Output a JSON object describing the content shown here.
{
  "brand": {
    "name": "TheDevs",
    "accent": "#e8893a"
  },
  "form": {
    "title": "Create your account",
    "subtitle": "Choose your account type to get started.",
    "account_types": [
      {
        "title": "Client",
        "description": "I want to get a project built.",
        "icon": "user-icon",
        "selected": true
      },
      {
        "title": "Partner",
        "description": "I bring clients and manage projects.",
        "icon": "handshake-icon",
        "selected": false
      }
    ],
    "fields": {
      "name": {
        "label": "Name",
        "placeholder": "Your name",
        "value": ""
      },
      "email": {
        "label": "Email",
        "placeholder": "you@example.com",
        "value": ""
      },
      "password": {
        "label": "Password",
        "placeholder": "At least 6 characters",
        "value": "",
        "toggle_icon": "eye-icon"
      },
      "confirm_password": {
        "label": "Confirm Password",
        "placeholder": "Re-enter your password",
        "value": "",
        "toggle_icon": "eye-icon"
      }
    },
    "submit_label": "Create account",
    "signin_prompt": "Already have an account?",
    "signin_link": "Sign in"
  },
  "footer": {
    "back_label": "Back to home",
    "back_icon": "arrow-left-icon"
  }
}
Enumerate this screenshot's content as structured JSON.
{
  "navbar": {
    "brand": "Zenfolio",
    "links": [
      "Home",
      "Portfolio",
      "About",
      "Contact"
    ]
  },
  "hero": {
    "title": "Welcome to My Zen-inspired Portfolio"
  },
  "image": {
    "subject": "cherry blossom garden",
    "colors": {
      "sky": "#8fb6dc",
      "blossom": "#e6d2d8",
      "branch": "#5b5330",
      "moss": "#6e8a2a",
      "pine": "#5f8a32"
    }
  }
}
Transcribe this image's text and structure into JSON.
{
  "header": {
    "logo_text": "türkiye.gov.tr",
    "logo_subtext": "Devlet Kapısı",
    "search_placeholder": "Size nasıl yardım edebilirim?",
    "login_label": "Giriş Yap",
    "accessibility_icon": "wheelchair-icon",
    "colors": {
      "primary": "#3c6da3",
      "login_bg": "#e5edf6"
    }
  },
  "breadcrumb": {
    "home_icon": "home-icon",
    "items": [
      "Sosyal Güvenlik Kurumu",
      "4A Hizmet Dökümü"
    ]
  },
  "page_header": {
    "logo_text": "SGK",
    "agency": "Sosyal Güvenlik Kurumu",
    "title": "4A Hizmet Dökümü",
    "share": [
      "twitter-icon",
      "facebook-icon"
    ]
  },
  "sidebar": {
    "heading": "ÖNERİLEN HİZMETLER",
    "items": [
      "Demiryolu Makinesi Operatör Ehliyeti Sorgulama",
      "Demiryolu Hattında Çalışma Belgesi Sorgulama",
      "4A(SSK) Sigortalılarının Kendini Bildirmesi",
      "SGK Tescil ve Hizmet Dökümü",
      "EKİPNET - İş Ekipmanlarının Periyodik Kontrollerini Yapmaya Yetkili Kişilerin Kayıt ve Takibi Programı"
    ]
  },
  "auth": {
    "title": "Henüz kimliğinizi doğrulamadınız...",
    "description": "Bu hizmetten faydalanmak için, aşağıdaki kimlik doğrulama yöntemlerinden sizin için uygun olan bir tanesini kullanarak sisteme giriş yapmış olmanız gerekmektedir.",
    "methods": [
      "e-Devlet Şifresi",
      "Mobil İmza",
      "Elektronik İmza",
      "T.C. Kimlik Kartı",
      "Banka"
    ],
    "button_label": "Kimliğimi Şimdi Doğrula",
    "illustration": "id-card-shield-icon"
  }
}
————
| Short problem |
From the listing above, extract every line exactly as it stands.

| Result for this task |
Output a JSON object describing the content shown here.
{
  "brand": {
    "name": "TheDevs",
    "accent": "#e8893a"
  },
  "form": {
    "title": "Create your account",
    "subtitle": "Choose your account type to get started.",
    "account_types": [
      {
        "title": "Client",
        "description": "I want to get a project built.",
        "icon": "user-icon",
        "selected": true
      },
      {
        "title": "Partner",
        "description": "I bring clients and manage projects.",
        "icon": "handshake-icon",
        "selected": false
      }
    ],
    "fields": {
      "name": {
        "label": "Name",
        "placeholder": "Your name",
        "value": ""
      },
      "email": {
        "label": "Email",
        "placeholder": "you@example.com",
        "value": ""
      },
      "password": {
        "label": "Password",
        "placeholder": "At least 6 characters",
        "value": "",
        "toggle_icon": "eye-icon"
      },
      "confirm_password": {
        "label": "Confirm Password",
        "placeholder": "Re-enter your password",
        "value": "",
        "toggle_icon": "eye-icon"
      }
    },
    "submit_label": "Create account",
    "signin_prompt": "Already have an account?",
    "signin_link": "Sign in"
  },
  "footer": {
    "back_label": "Back to home",
    "back_icon": "arrow-left-icon"
  }
}
Enumerate this screenshot's content as structured JSON.
{
  "navbar": {
    "brand": "Zenfolio",
    "links": [
      "Home",
      "Portfolio",
      "About",
      "Contact"
    ]
  },
  "hero": {
    "title": "Welcome to My Zen-inspired Portfolio"
  },
  "image": {
    "subject": "cherry blossom garden",
    "colors": {
      "sky": "#8fb6dc",
      "blossom": "#e6d2d8",
      "branch": "#5b5330",
      "moss": "#6e8a2a",
      "pine": "#5f8a32"
    }
  }
}
Transcribe this image's text and structure into JSON.
{
  "header": {
    "logo_text": "türkiye.gov.tr",
    "logo_subtext": "Devlet Kapısı",
    "search_placeholder": "Size nasıl yardım edebilirim?",
    "login_label": "Giriş Yap",
    "accessibility_icon": "wheelchair-icon",
    "colors": {
      "primary": "#3c6da3",
      "login_bg": "#e5edf6"
    }
  },
  "breadcrumb": {
    "home_icon": "home-icon",
    "items": [
      "Sosyal Güvenlik Kurumu",
      "4A Hizmet Dökümü"
    ]
  },
  "page_header": {
    "logo_text": "SGK",
    "agency": "Sosyal Güvenlik Kurumu",
    "title": "4A Hizmet Dökümü",
    "share": [
      "twitter-icon",
      "facebook-icon"
    ]
  },
  "sidebar": {
    "heading": "ÖNERİLEN HİZMETLER",
    "items": [
      "Demiryolu Makinesi Operatör Ehliyeti Sorgulama",
      "Demiryolu Hattında Çalışma Belgesi Sorgulama",
      "4A(SSK) Sigortalılarının Kendini Bildirmesi",
      "SGK Tescil ve Hizmet Dökümü",
      "EKİPNET - İş Ekipmanlarının Periyodik Kontrollerini Yapmaya Yetkili Kişilerin Kayıt ve Takibi Programı"
    ]
  },
  "auth": {
    "title": "Henüz kimliğinizi doğrulamadınız...",
    "description": "Bu hizmetten faydalanmak için, aşağıdaki kimlik doğrulama yöntemlerinden sizin için uygun olan bir tanesini kullanarak sisteme giriş yapmış olmanız gerekmektedir.",
    "methods": [
      "e-Devlet Şifresi",
      "Mobil İmza",
      "Elektronik İmza",
      "T.C. Kimlik Kartı",
      "Banka"
    ],
    "button_label": "Kimliğimi Şimdi Doğrula",
    "illustration": "id-card-shield-icon"
  }
}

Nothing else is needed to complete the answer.